EXERCISE AIM
Give the number of lines that include the word "妻皆性喜俭朴", and nothing else.

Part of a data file
★ ★ ★
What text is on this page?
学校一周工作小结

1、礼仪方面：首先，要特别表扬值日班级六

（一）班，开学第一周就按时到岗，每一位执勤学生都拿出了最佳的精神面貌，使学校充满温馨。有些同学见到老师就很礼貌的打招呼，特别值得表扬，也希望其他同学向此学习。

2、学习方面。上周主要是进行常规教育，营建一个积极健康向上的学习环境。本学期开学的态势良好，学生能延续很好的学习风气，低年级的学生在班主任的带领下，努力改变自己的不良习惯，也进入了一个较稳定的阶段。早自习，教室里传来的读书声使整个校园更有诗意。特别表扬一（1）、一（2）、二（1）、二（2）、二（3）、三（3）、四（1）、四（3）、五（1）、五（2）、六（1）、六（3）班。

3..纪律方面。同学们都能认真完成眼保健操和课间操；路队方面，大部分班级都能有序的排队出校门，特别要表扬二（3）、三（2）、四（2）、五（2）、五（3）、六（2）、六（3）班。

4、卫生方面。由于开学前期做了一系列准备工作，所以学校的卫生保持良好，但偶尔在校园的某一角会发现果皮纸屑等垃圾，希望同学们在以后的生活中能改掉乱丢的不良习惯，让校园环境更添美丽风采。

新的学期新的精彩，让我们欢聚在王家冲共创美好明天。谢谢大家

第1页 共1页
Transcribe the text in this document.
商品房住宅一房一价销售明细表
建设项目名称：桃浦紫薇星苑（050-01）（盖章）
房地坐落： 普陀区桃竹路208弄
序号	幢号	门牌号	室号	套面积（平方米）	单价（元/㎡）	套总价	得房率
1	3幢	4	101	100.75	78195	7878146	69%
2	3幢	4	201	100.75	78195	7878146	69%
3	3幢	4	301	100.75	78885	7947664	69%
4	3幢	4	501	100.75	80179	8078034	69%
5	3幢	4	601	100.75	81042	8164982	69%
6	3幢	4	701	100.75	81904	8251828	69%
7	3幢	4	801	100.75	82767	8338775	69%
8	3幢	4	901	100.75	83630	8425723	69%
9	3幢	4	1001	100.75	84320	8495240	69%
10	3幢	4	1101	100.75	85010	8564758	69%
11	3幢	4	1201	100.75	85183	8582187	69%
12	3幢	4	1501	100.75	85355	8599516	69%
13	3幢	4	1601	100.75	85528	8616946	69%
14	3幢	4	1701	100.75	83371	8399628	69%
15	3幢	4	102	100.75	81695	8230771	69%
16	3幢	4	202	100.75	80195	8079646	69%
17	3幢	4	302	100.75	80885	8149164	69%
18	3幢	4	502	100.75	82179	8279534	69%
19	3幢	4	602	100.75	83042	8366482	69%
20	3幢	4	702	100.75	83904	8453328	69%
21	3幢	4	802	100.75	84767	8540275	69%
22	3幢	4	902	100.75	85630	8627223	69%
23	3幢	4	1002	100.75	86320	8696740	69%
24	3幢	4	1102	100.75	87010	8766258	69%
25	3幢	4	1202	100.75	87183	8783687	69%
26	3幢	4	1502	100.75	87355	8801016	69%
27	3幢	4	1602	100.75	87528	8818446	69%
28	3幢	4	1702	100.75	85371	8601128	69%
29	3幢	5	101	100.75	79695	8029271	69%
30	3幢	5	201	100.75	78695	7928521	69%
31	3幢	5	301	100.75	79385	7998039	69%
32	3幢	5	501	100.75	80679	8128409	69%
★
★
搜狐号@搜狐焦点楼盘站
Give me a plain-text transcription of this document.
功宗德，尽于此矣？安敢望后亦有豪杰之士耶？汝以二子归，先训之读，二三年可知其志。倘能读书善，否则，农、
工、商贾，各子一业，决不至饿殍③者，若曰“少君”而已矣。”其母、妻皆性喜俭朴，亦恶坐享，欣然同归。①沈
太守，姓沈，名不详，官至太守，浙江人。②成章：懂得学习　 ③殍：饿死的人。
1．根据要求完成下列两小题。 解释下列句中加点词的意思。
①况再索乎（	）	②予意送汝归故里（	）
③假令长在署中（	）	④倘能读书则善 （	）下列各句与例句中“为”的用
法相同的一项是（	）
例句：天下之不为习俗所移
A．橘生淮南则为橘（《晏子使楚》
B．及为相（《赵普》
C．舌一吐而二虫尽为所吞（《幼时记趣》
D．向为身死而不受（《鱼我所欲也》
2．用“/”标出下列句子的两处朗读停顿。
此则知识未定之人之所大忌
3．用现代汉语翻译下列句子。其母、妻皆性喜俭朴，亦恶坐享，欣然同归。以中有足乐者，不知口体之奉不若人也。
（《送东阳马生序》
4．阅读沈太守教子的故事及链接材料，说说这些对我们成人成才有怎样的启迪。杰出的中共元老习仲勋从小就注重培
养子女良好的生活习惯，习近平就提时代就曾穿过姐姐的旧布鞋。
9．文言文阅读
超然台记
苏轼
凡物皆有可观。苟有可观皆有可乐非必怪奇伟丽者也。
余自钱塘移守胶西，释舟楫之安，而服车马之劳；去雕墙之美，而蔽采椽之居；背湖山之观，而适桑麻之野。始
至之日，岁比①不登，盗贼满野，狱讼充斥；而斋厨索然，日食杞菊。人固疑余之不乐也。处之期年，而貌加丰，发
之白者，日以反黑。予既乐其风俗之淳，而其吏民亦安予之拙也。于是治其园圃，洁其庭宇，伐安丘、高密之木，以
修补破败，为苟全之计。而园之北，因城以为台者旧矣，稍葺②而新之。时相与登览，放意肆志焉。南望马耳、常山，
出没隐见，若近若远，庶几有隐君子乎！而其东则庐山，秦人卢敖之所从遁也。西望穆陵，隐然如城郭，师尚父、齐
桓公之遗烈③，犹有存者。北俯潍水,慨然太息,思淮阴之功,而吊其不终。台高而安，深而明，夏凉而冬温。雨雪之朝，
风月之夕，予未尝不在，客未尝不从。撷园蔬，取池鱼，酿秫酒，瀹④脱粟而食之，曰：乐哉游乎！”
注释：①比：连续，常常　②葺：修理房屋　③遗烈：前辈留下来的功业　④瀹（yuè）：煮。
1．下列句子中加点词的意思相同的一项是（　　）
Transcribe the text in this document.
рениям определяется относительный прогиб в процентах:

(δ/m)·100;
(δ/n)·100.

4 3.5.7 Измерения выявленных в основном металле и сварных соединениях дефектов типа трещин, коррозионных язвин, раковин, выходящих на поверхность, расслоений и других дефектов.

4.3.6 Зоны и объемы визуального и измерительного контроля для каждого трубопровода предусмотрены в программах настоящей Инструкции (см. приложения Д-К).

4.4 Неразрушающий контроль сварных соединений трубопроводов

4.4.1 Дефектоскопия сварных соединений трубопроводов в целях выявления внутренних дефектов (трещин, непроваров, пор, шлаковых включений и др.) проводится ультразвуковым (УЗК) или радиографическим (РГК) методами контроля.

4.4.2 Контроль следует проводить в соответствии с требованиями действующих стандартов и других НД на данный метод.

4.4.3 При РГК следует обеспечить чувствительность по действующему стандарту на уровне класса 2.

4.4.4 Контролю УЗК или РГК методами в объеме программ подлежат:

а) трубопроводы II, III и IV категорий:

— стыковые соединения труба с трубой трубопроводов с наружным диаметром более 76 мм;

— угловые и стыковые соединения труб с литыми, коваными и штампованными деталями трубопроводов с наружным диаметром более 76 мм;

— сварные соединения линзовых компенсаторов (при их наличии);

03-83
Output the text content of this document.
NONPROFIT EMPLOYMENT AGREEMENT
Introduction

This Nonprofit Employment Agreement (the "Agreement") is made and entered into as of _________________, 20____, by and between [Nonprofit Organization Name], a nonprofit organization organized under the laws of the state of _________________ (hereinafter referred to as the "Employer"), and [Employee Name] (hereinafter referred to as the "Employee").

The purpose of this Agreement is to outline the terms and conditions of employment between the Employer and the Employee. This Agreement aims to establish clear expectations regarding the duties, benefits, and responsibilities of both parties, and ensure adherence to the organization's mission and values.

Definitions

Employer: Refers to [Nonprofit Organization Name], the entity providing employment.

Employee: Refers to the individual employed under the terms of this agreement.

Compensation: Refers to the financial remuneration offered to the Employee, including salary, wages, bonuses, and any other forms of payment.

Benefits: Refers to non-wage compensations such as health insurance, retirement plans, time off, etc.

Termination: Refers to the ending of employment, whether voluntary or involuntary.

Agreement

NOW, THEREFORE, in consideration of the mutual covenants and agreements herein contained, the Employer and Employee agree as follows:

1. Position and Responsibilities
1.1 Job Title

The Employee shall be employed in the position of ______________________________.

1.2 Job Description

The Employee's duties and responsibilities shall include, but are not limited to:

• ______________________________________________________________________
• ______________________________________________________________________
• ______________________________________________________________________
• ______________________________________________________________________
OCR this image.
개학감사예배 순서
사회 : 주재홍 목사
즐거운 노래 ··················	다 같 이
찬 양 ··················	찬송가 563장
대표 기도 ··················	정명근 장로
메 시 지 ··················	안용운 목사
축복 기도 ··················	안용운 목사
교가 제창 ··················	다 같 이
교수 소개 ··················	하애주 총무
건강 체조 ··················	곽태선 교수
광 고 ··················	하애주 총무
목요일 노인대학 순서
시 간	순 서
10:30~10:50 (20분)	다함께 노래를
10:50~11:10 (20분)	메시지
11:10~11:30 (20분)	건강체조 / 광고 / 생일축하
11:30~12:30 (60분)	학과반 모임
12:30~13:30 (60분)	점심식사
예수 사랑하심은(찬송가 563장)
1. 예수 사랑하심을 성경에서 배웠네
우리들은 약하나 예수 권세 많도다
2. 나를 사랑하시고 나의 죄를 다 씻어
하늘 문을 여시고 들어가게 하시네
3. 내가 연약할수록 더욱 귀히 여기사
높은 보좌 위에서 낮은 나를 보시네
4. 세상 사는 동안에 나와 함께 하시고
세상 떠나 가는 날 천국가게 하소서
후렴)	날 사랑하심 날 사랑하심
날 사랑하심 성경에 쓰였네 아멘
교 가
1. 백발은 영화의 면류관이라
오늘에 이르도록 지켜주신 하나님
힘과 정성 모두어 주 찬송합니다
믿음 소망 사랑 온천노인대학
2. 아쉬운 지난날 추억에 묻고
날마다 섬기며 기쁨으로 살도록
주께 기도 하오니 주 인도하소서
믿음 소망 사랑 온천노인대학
★ ★ ★
EXERCISE RESPONSE
2